§ **TASK GOAL**: Switch "illustrative" to "exemplary" in the stretch from the line containing "Patent image size: (1204, 1058)." through the line containing "The desktop computer 54B is at (1018, 678).". Write out only those lines again, leaving everything else in them unchanged.

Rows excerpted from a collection
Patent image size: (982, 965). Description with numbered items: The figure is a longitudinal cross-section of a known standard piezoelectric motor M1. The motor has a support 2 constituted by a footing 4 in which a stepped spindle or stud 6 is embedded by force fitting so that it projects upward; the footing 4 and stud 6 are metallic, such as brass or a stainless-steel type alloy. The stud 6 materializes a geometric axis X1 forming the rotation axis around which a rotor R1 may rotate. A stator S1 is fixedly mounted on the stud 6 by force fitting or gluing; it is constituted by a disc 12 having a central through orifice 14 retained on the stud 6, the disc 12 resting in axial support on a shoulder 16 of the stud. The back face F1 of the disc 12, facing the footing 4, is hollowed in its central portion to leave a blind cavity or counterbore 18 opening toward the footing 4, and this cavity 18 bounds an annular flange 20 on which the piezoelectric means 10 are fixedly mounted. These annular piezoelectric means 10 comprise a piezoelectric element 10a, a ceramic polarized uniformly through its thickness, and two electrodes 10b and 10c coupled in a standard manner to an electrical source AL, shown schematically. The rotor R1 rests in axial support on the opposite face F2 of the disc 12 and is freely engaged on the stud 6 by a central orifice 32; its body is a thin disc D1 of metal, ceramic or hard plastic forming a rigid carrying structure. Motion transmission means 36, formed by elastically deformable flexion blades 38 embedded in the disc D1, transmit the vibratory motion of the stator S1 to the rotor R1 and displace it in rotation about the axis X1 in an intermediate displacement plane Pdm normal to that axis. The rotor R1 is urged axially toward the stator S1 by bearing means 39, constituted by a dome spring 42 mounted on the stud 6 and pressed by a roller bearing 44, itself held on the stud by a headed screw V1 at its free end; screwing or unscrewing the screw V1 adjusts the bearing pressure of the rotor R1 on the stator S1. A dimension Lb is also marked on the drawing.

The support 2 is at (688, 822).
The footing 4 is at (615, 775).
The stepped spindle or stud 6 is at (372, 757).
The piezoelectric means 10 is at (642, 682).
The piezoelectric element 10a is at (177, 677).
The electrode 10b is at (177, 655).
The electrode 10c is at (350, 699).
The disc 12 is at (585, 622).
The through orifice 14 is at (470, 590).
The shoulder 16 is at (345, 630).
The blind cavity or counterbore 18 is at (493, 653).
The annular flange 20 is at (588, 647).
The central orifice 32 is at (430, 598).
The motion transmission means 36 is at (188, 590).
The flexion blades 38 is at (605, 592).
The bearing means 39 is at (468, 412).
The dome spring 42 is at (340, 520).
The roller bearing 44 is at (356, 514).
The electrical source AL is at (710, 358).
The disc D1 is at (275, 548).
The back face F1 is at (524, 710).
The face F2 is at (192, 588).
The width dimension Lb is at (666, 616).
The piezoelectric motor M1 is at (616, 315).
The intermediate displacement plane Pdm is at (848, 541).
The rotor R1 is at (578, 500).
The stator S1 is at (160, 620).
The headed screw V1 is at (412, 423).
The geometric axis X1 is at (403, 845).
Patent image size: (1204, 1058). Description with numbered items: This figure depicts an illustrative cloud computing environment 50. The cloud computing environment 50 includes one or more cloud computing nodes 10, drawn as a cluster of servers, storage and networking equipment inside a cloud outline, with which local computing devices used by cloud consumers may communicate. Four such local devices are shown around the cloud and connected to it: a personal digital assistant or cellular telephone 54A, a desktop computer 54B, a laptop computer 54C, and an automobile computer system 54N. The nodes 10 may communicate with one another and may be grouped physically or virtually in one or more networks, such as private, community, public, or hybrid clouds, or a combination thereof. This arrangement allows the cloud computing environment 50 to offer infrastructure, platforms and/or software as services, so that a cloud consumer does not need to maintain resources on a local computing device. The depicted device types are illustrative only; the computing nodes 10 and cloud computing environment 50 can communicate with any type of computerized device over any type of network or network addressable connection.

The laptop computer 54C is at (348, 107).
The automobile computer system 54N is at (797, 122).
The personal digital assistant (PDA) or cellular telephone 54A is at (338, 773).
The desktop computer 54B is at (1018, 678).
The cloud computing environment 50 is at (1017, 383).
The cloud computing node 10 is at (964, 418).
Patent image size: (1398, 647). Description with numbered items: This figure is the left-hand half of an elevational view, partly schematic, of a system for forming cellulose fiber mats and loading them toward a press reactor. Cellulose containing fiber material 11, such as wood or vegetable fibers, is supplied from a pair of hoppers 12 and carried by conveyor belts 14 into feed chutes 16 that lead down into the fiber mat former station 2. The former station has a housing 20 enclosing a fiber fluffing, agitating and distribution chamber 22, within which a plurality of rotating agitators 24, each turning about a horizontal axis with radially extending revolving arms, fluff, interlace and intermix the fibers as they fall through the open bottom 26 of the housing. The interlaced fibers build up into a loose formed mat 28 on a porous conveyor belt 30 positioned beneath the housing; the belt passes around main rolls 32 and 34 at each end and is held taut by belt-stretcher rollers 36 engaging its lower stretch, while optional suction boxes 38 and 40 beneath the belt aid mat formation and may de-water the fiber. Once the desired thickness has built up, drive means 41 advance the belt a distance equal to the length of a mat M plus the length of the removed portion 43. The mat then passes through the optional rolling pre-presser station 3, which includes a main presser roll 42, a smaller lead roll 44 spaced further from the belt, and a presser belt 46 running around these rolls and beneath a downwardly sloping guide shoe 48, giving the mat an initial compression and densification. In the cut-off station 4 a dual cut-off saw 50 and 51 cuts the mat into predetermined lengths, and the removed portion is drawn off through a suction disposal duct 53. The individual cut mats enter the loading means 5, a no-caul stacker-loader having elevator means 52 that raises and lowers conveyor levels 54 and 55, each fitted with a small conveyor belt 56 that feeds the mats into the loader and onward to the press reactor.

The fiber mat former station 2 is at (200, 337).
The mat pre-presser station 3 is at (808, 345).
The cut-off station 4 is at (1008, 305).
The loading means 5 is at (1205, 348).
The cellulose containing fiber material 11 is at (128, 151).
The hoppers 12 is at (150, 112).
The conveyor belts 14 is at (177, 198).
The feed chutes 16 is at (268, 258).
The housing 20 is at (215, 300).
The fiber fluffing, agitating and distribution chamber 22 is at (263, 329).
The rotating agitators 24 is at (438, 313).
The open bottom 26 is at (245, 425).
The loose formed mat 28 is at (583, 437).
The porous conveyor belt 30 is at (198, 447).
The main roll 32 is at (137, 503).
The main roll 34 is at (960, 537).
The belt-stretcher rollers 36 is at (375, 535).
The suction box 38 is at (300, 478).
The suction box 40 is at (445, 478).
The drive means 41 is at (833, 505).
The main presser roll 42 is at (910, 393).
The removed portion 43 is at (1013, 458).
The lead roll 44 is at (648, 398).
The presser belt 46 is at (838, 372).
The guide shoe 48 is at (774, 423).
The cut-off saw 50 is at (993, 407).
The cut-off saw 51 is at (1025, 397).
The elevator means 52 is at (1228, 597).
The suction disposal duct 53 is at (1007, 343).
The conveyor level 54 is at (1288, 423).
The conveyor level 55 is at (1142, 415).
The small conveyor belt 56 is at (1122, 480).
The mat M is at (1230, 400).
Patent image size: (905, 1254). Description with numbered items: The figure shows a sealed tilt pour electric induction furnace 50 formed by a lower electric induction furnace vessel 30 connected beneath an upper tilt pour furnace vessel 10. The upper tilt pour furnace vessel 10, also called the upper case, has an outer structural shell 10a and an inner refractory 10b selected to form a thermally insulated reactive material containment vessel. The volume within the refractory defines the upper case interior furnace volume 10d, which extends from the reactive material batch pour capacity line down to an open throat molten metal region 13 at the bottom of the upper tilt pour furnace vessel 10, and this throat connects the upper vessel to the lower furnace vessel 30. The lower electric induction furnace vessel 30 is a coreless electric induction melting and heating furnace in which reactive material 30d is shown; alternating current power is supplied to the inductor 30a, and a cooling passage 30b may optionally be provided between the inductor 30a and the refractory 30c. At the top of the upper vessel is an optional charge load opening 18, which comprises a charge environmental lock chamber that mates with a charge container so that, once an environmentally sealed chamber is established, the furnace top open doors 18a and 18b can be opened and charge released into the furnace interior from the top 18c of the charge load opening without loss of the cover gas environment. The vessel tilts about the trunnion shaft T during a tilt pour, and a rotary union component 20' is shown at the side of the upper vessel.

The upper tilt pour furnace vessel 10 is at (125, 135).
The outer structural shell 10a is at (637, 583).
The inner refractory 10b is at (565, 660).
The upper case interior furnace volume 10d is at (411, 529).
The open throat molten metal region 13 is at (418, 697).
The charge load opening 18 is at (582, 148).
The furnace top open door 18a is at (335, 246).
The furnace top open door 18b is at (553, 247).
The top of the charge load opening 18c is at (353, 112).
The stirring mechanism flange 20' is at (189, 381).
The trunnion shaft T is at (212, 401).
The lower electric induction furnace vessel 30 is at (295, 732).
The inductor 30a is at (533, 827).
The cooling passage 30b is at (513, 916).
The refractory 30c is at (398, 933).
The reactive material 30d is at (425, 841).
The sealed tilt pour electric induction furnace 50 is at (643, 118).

§ **EXERCISE SOLUTION**:
Patent image size: (1204, 1058). Description with numbered items: This figure depicts an exemplary cloud computing environment 50. The cloud computing environment 50 includes one or more cloud computing nodes 10, drawn as a cluster of servers, storage and networking equipment inside a cloud outline, with which local computing devices used by cloud consumers may communicate. Four such local devices are shown around the cloud and connected to it: a personal digital assistant or cellular telephone 54A, a desktop computer 54B, a laptop computer 54C, and an automobile computer system 54N. The nodes 10 may communicate with one another and may be grouped physically or virtually in one or more networks, such as private, community, public, or hybrid clouds, or a combination thereof. This arrangement allows the cloud computing environment 50 to offer infrastructure, platforms and/or software as services, so that a cloud consumer does not need to maintain resources on a local computing device. The depicted device types are exemplary only; the computing nodes 10 and cloud computing environment 50 can communicate with any type of computerized device over any type of network or network addressable connection.

The laptop computer 54C is at (348, 107).
The automobile computer system 54N is at (797, 122).
The personal digital assistant (PDA) or cellular telephone 54A is at (338, 773).
The desktop computer 54B is at (1018, 678).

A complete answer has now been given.